* **MATERIAL FOR THIS TASK**:
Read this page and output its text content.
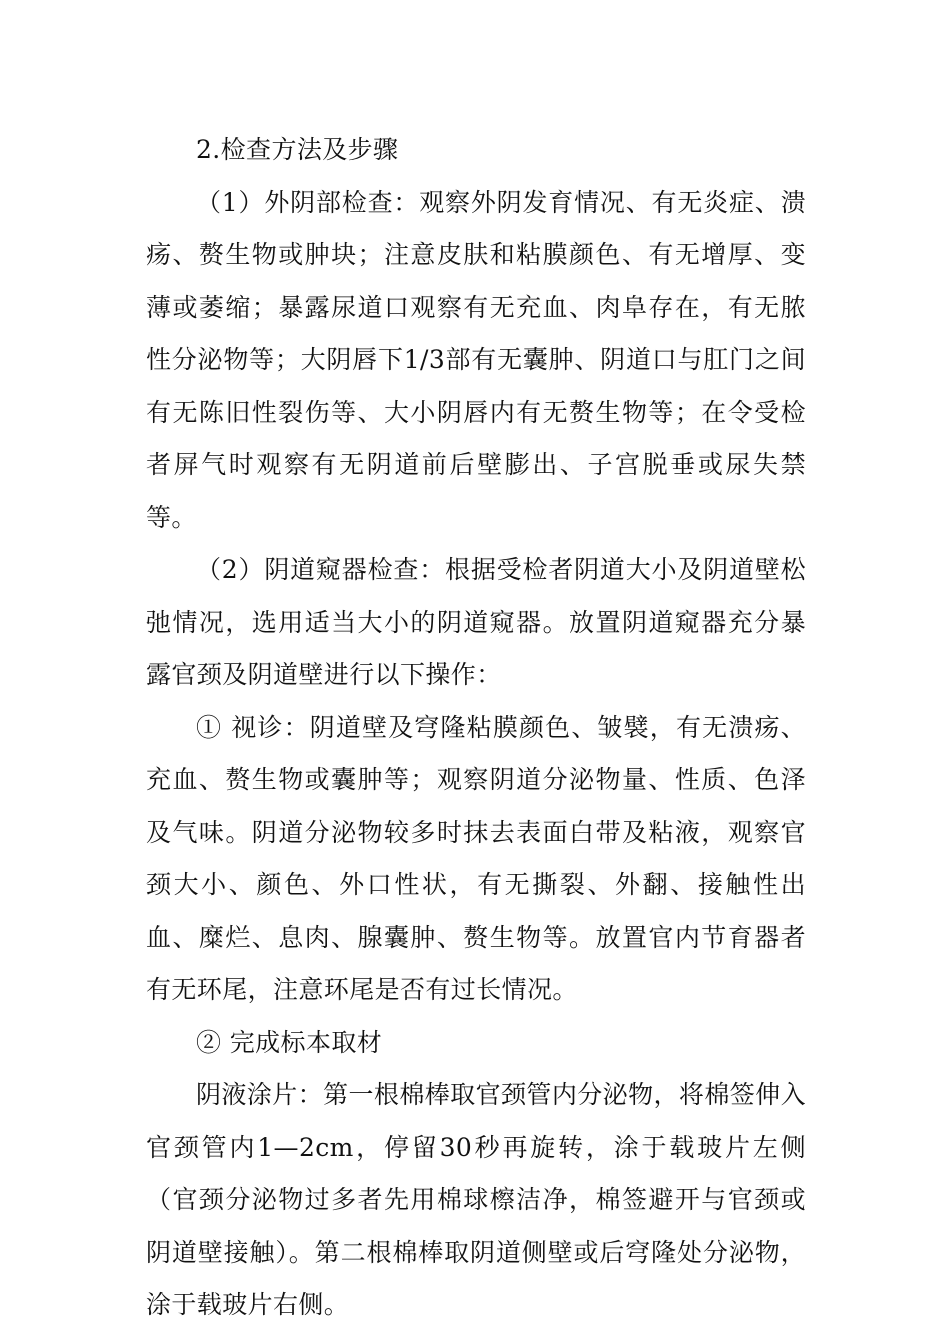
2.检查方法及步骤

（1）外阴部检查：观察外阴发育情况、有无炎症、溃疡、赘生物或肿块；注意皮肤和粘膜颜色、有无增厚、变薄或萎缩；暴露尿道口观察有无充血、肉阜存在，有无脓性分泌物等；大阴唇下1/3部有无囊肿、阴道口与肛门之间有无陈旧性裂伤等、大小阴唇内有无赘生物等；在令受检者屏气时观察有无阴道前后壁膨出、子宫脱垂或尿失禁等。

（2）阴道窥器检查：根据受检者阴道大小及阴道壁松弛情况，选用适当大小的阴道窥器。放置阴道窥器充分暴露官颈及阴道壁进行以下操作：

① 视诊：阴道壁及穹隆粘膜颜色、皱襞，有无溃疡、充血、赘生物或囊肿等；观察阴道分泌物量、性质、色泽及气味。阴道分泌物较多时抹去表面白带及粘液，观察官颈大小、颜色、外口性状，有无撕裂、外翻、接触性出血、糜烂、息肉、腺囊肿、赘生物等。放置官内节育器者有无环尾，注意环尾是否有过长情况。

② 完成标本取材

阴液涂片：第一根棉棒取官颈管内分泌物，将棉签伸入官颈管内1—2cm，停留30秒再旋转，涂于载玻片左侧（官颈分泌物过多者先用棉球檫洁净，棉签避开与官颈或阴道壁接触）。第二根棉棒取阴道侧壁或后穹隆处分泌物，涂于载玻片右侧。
==
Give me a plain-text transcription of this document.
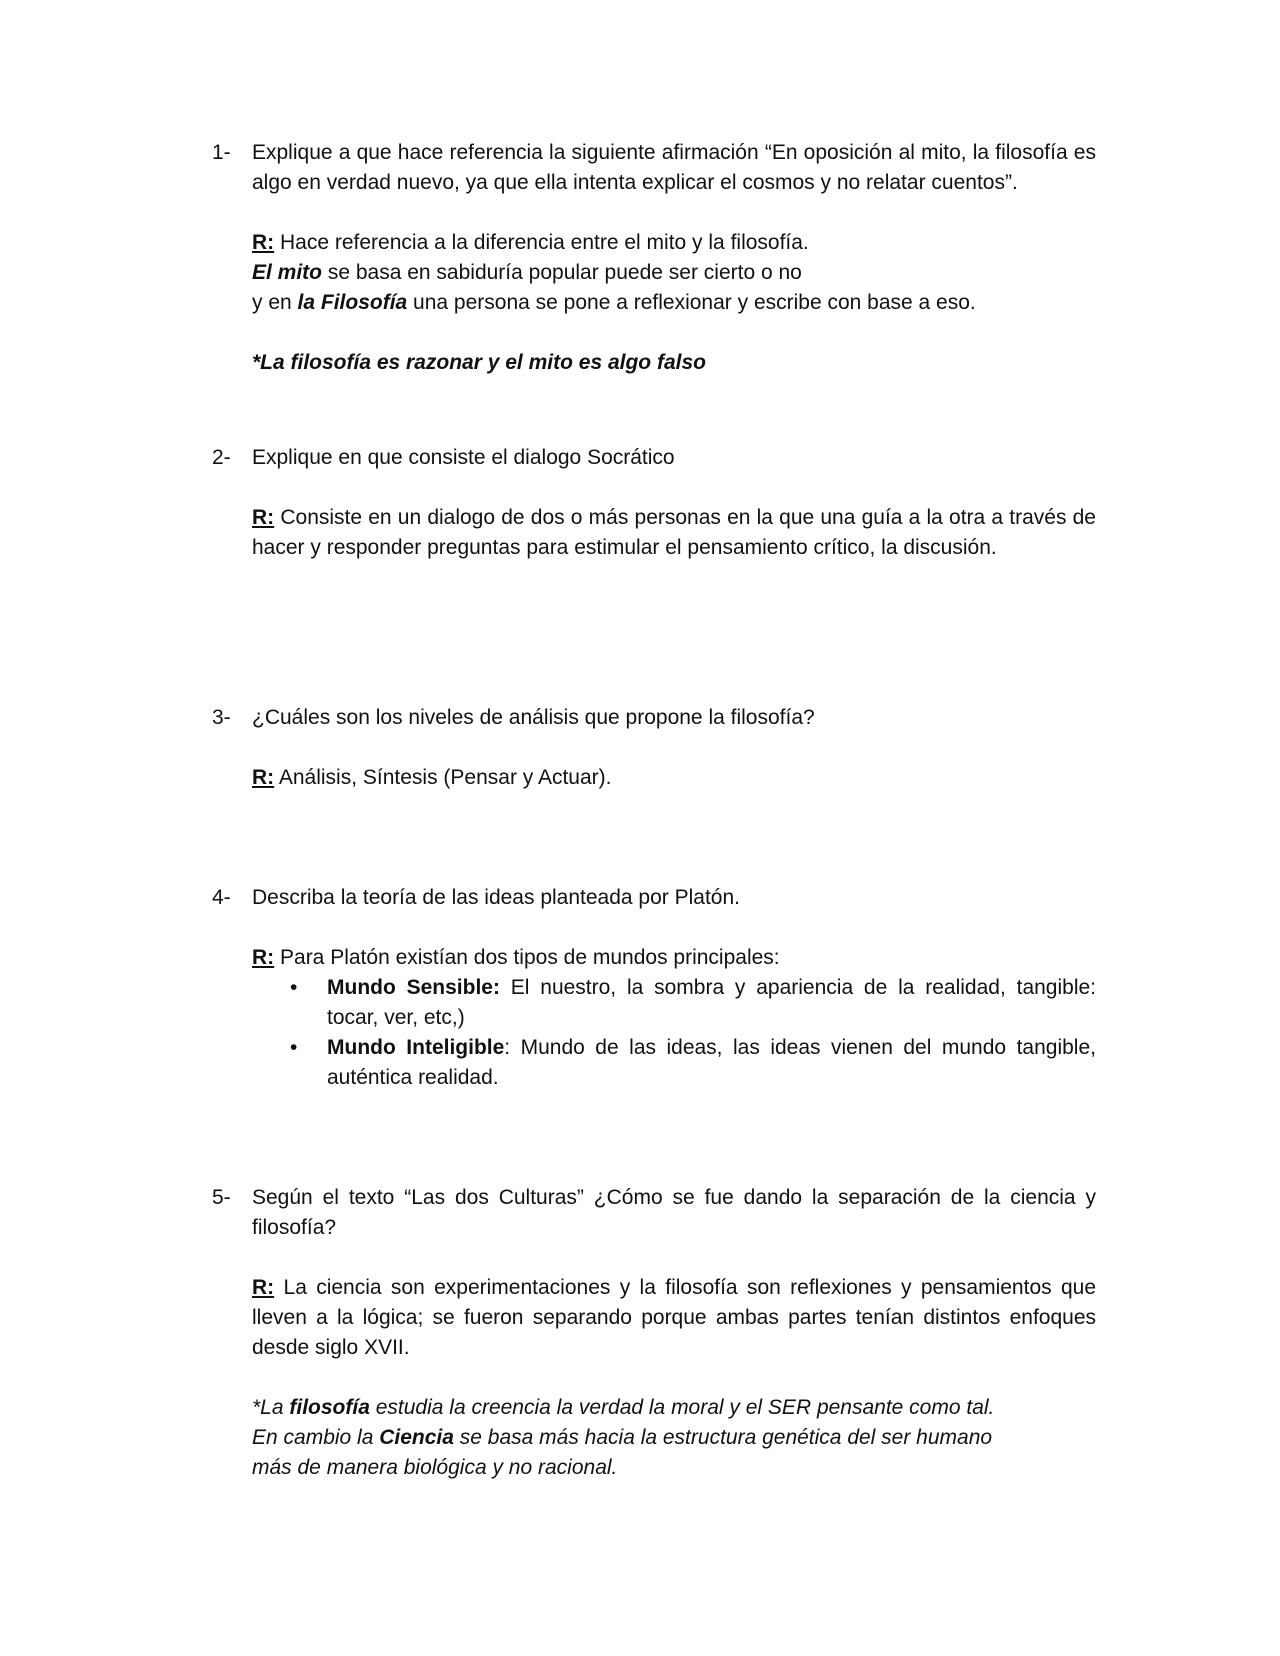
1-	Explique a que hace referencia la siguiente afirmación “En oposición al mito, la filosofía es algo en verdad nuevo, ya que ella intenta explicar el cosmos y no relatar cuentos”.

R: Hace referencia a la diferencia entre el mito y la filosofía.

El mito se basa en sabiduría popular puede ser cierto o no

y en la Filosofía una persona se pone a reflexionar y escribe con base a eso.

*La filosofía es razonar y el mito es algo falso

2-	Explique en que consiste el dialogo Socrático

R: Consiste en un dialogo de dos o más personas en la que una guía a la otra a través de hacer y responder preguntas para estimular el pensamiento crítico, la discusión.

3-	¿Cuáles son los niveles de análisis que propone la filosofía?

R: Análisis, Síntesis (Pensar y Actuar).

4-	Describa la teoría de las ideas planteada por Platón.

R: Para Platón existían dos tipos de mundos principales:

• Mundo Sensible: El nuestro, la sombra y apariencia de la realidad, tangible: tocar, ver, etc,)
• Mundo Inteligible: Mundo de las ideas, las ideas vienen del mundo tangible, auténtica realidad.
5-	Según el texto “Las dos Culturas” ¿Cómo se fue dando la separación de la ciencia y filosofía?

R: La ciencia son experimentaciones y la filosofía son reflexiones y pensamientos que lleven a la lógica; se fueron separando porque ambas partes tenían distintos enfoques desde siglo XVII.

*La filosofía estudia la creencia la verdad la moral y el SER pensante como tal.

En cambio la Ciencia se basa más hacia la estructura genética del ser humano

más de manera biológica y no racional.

* **PROBLEM TO WORK ON**:
Work out how many lines of the data above contain the string "basa" and give the number alone.

* **RIGHT ANSWER**:
2